» BRIEF:
Please reproduce the records starting at the beginning and ending at the line that contains "206, 927, 230]", substituting "basket-icon" for every occurrence of "cart-icon" and changing nothing else.

Begin

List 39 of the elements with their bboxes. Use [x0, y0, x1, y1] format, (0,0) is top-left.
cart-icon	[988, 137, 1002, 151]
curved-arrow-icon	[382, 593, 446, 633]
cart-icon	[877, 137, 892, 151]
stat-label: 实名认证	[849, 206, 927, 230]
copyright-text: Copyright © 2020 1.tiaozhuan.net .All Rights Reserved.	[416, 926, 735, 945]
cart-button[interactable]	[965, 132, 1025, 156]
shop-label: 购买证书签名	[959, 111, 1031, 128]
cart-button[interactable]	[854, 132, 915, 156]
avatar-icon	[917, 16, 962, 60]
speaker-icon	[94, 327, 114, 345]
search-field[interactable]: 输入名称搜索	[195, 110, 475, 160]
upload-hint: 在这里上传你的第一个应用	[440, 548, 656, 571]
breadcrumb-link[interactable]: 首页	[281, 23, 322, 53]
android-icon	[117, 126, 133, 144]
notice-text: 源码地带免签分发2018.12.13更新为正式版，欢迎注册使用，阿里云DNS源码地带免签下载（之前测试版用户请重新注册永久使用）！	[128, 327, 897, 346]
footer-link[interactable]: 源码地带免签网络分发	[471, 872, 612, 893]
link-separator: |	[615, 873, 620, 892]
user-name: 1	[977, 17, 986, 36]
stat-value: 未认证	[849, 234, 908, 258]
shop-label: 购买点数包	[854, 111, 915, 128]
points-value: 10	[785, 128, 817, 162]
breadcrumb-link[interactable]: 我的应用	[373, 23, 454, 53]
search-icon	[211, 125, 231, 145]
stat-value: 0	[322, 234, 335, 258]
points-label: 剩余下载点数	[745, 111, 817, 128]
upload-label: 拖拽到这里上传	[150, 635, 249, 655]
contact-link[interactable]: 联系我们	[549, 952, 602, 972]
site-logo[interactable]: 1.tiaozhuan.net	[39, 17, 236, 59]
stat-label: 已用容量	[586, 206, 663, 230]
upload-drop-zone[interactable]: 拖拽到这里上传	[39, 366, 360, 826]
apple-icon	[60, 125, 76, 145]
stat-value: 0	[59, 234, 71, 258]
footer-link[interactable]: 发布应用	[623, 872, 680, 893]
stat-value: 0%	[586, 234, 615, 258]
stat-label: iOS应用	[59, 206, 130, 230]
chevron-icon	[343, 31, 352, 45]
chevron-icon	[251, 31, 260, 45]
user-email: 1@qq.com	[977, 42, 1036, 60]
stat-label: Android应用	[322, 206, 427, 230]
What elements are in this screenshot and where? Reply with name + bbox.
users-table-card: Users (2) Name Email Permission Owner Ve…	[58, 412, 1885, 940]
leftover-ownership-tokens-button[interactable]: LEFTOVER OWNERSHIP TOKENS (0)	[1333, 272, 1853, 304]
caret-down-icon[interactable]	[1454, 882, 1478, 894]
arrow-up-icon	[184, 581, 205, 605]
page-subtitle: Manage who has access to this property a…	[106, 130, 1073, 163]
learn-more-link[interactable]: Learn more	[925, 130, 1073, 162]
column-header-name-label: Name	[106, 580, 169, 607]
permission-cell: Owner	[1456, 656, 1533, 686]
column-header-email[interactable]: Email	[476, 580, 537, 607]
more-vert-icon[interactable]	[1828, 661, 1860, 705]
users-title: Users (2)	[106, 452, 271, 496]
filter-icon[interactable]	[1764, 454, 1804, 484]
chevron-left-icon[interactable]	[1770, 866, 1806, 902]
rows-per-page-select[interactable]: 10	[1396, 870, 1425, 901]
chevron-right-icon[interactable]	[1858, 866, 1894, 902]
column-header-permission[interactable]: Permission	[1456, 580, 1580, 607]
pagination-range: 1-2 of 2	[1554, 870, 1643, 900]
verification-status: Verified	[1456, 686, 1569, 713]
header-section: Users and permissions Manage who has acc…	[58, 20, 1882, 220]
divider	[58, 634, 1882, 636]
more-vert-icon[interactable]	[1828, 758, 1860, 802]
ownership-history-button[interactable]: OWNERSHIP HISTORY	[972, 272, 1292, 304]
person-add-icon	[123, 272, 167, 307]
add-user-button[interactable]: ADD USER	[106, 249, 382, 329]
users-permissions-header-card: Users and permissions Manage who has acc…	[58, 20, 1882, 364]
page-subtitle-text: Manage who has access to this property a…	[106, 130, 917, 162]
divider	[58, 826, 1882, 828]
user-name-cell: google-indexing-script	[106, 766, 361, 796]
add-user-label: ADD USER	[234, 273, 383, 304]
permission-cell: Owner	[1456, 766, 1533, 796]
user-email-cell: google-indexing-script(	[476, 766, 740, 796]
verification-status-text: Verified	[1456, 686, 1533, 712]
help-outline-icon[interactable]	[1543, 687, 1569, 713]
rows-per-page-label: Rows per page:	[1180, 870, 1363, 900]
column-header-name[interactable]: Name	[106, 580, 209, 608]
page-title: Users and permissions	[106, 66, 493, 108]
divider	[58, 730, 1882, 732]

End

» THE OUTPUT:
List 39 of the elements with their bboxes. Use [x0, y0, x1, y1] format, (0,0) is top-left.
basket-icon	[988, 137, 1002, 151]
curved-arrow-icon	[382, 593, 446, 633]
basket-icon	[877, 137, 892, 151]
stat-label: 实名认证	[849, 206, 927, 230]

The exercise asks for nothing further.